**Data items:**
########

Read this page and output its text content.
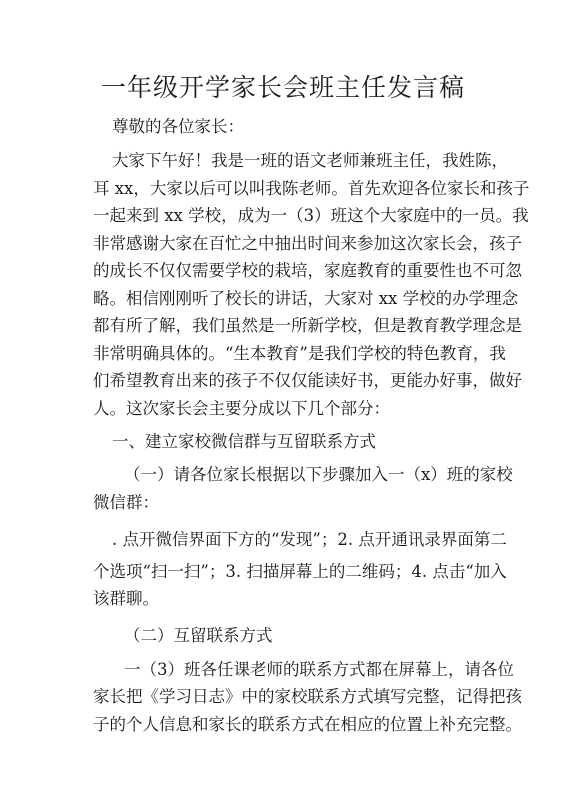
一年级开学家长会班主任发言稿

尊敬的各位家长：

大家下午好！我是一班的语文老师兼班主任，我姓陈，

耳 xx，大家以后可以叫我陈老师。首先欢迎各位家长和孩子

一起来到 xx 学校，成为一（3）班这个大家庭中的一员。我

非常感谢大家在百忙之中抽出时间来参加这次家长会，孩子

的成长不仅仅需要学校的栽培，家庭教育的重要性也不可忽

略。相信刚刚听了校长的讲话，大家对 xx 学校的办学理念

都有所了解，我们虽然是一所新学校，但是教育教学理念是

非常明确具体的。“生本教育”是我们学校的特色教育，我

们希望教育出来的孩子不仅仅能读好书，更能办好事，做好

人。这次家长会主要分成以下几个部分：

一、建立家校微信群与互留联系方式

（一）请各位家长根据以下步骤加入一（x）班的家校

微信群：

. 点开微信界面下方的“发现”；2. 点开通讯录界面第二

个选项“扫一扫”；3. 扫描屏幕上的二维码；4. 点击“加入

该群聊。

（二）互留联系方式

一（3）班各任课老师的联系方式都在屏幕上，请各位

家长把《学习日志》中的家校联系方式填写完整，记得把孩

子的个人信息和家长的联系方式在相应的位置上补充完整。
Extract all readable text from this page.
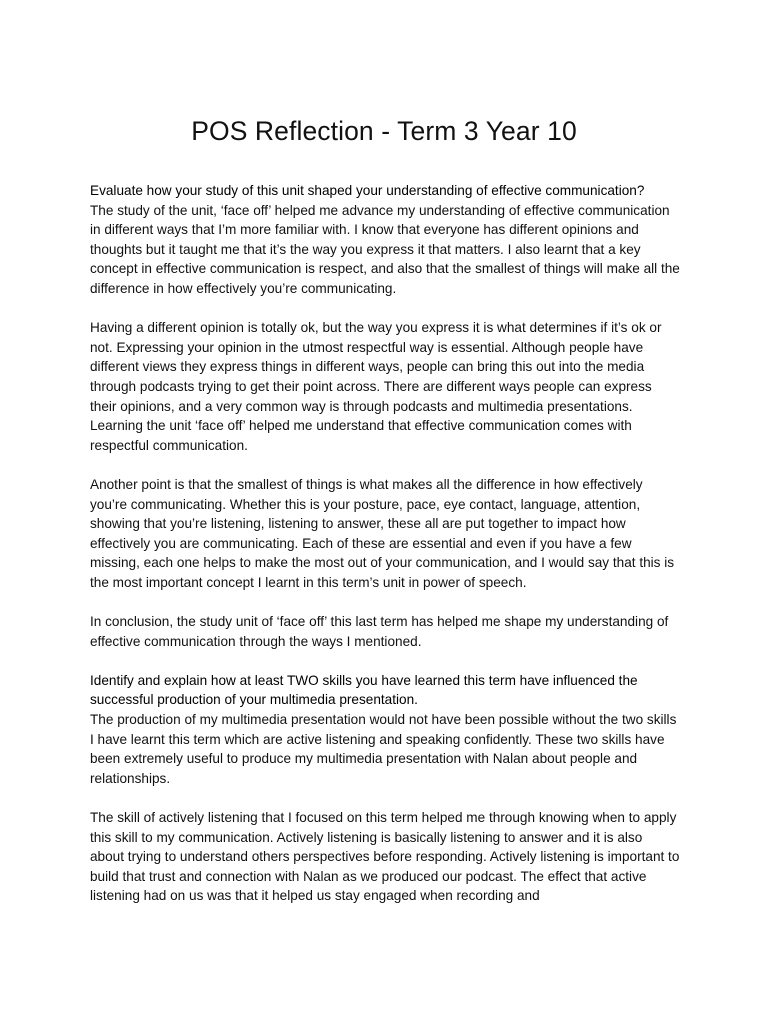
POS Reflection - Term 3 Year 10

Evaluate how your study of this unit shaped your understanding of effective communication?

The study of the unit, ‘face off’ helped me advance my understanding of effective communication in different ways that I’m more familiar with. I know that everyone has different opinions and thoughts but it taught me that it’s the way you express it that matters. I also learnt that a key concept in effective communication is respect, and also that the smallest of things will make all the difference in how effectively you’re communicating.

Having a different opinion is totally ok, but the way you express it is what determines if it’s ok or not. Expressing your opinion in the utmost respectful way is essential. Although people have different views they express things in different ways, people can bring this out into the media through podcasts trying to get their point across. There are different ways people can express their opinions, and a very common way is through podcasts and multimedia presentations. Learning the unit ‘face off’ helped me understand that effective communication comes with respectful communication.

Another point is that the smallest of things is what makes all the difference in how effectively you’re communicating. Whether this is your posture, pace, eye contact, language, attention, showing that you’re listening, listening to answer, these all are put together to impact how effectively you are communicating. Each of these are essential and even if you have a few missing, each one helps to make the most out of your communication, and I would say that this is the most important concept I learnt in this term’s unit in power of speech.

In conclusion, the study unit of ‘face off’ this last term has helped me shape my understanding of effective communication through the ways I mentioned.

Identify and explain how at least TWO skills you have learned this term have influenced the successful production of your multimedia presentation.

The production of my multimedia presentation would not have been possible without the two skills I have learnt this term which are active listening and speaking confidently. These two skills have been extremely useful to produce my multimedia presentation with Nalan about people and relationships.

The skill of actively listening that I focused on this term helped me through knowing when to apply this skill to my communication. Actively listening is basically listening to answer and it is also about trying to understand others perspectives before responding. Actively listening is important to build that trust and connection with Nalan as we produced our podcast. The effect that active listening had on us was that it helped us stay engaged when recording and
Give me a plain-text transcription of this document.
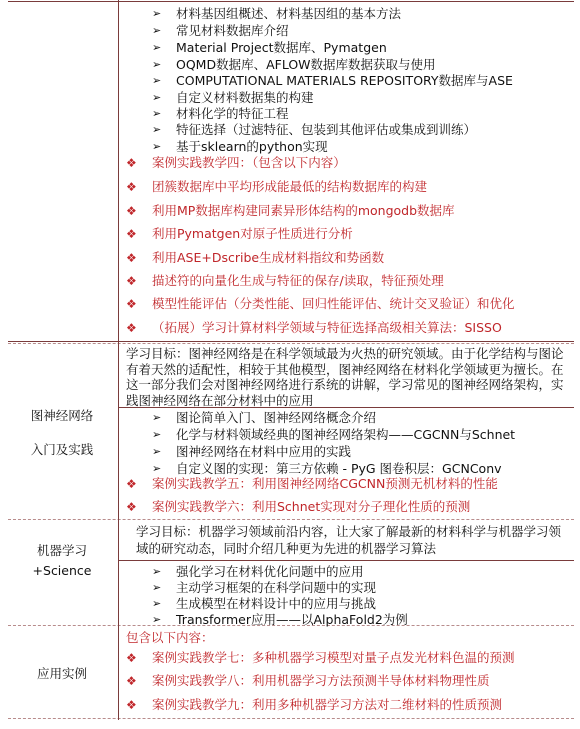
➢ 材料基因组概述、材料基因组的基本方法
➢ 常见材料数据库介绍
➢ Material Project数据库、Pymatgen
➢ OQMD数据库、AFLOW数据库数据获取与使用
➢ COMPUTATIONAL MATERIALS REPOSITORY数据库与ASE
➢ 自定义材料数据集的构建
➢ 材料化学的特征工程
➢ 特征选择（过滤特征、包装到其他评估或集成到训练）
➢ 基于sklearn的python实现
❖ 案例实践教学四：（包含以下内容）
❖ 团簇数据库中平均形成能最低的结构数据库的构建
❖ 利用MP数据库构建同素异形体结构的mongodb数据库
❖ 利用Pymatgen对原子性质进行分析
❖ 利用ASE+Dscribe生成材料指纹和势函数
❖ 描述符的向量化生成与特征的保存/读取，特征预处理
❖ 模型性能评估（分类性能、回归性能评估、统计交叉验证）和优化
❖ （拓展）学习计算材料学领域与特征选择高级相关算法：SISSO
图神经网络
入门及实践
学习目标：图神经网络是在科学领域最为火热的研究领域。由于化学结构与图论有着天然的适配性，相较于其他模型，图神经网络在材料化学领域更为擅长。在这一部分我们会对图神经网络进行系统的讲解，学习常见的图神经网络架构，实践图神经网络在部分材料中的应用
➢ 图论简单入门、图神经网络概念介绍
➢ 化学与材料领域经典的图神经网络架构——CGCNN与Schnet
➢ 图神经网络在材料中应用的实践
➢ 自定义图的实现：第三方依赖 - PyG 图卷积层：GCNConv
❖ 案例实践教学五：利用图神经网络CGCNN预测无机材料的性能
❖ 案例实践教学六：利用Schnet实现对分子理化性质的预测
机器学习
+Science
学习目标：机器学习领域前沿内容，让大家了解最新的材料科学与机器学习领域的研究动态，同时介绍几种更为先进的机器学习算法
➢ 强化学习在材料优化问题中的应用
➢ 主动学习框架的在科学问题中的实现
➢ 生成模型在材料设计中的应用与挑战
➢ Transformer应用——以AlphaFold2为例
应用实例
包含以下内容：
❖ 案例实践教学七：多种机器学习模型对量子点发光材料色温的预测
❖ 案例实践教学八：利用机器学习方法预测半导体材料物理性质
❖ 案例实践教学九：利用多种机器学习方法对二维材料的性质预测
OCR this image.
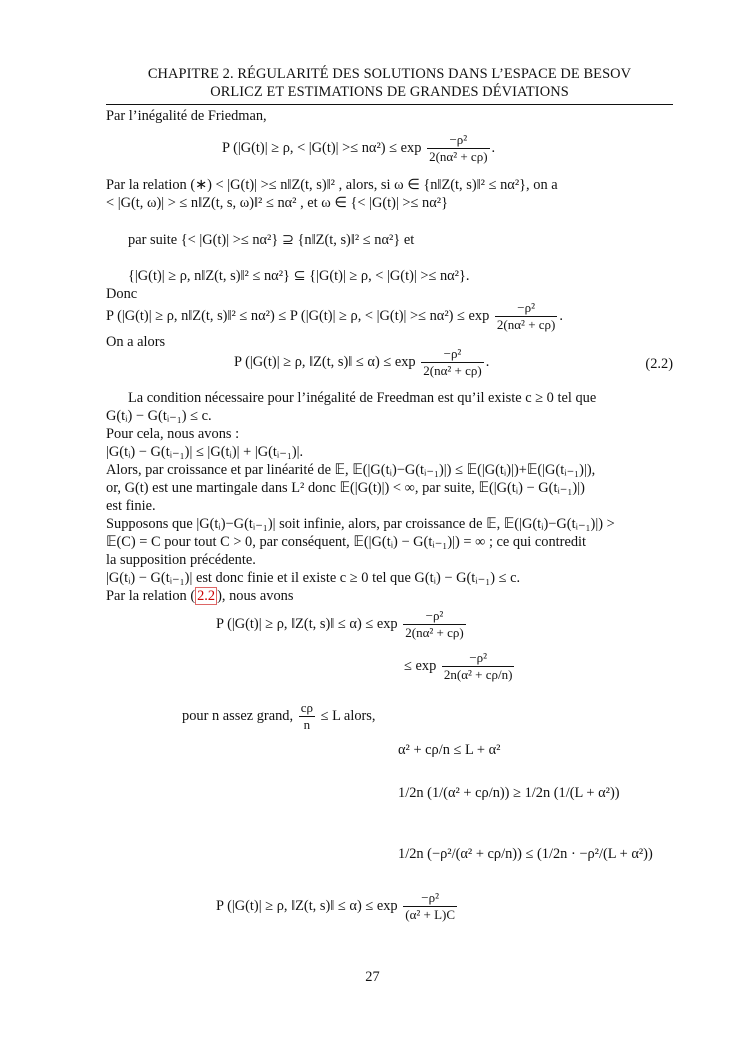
CHAPITRE 2. RÉGULARITÉ DES SOLUTIONS DANS L’ESPACE DE BESOV
ORLICZ ET ESTIMATIONS DE GRANDES DÉVIATIONS
Par l’inégalité de Friedman,
P (|G(t)| ≥ ρ, < $|G(t)| >\le n\alpha^2) \le \exp \frac{\text{−ρ²}}{\text{2(nα² + cρ)}}$ .
Par la relation (∗) < |G(t)| >≤ n‖Z(t, s)‖² , alors, si ω ∈ {n‖Z(t, s)‖² ≤ nα²}, on a
< |G(t, ω)| > ≤ n‖Z(t, s, ω)‖² ≤ nα² , et ω ∈ {< |G(t)| >≤ nα²}
par suite {< |G(t)| >≤ nα²} ⊇ {n‖Z(t, s)‖² ≤ nα²} et
{|G(t)| ≥ ρ, n‖Z(t, s)‖² ≤ nα²} ⊆ {|G(t)| ≥ ρ, < |G(t)| >≤ nα²}.
Donc
P (|G(t)| ≥ ρ, n‖Z(t, s)‖² ≤ nα²) ≤ P (|G(t)| ≥ ρ, < $|G(t)| >\le n\alpha^2) \le \exp \frac{\text{−ρ²}}{\text{2(nα² + cρ)}}$ .
On a alors
P (|G(t)| ≥ ρ, ‖Z(t, s)‖ ≤ $\alpha) \le \exp \frac{\text{−ρ²}}{\text{2(nα² + cρ)}}$ .	(2.2)
La condition nécessaire pour l’inégalité de Freedman est qu’il existe c ≥ 0 tel que
G(tᵢ) − G(tᵢ₋₁) ≤ c.
Pour cela, nous avons :
|G(tᵢ) − G(tᵢ₋₁)| ≤ |G(tᵢ)| + |G(tᵢ₋₁)|.
Alors, par croissance et par linéarité de 𝔼, 𝔼(|G(tᵢ)−G(tᵢ₋₁)|) ≤ 𝔼(|G(tᵢ)|)+𝔼(|G(tᵢ₋₁)|),
or, G(t) est une martingale dans L² donc 𝔼(|G(t)|) < ∞, par suite, 𝔼(|G(tᵢ) − G(tᵢ₋₁)|)
est finie.
Supposons que |G(tᵢ)−G(tᵢ₋₁)| soit infinie, alors, par croissance de 𝔼, 𝔼(|G(tᵢ)−G(tᵢ₋₁)|) >
𝔼(C) = C pour tout C > 0, par conséquent, 𝔼(|G(tᵢ) − G(tᵢ₋₁)|) = ∞ ; ce qui contredit
la supposition précédente.
|G(tᵢ) − G(tᵢ₋₁)| est donc finie et il existe c ≥ 0 tel que G(tᵢ) − G(tᵢ₋₁) ≤ c.
Par la relation ( 2.2 ), nous avons
P (|G(t)| ≥ ρ, ‖Z(t, s)‖ ≤ $\alpha) \le \exp \frac{\text{−ρ²}}{\text{2(nα² + cρ)}}$
≤ $\exp \frac{\text{−ρ²}}{\text{2n(α² + cρ/n)}}$
pour n assez grand, $\frac{c\rho}{n} \le L$ alors,
α² + cρ/n ≤ L + α²
1/2n (1/(α² + cρ/n)) ≥ 1/2n (1/(L + α²))
1/2n (−ρ²/(α² + cρ/n)) ≤ (1/2n · −ρ²/(L + α²))
P (|G(t)| ≥ ρ, ‖Z(t, s)‖ ≤ $\alpha) \le \exp \frac{\text{−ρ²}}{\text{(α² + L)C}}$
27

########

**Request:** Tally the lines of the records holding the word "avons", then give only the resulting number.

**Finished answer:** 2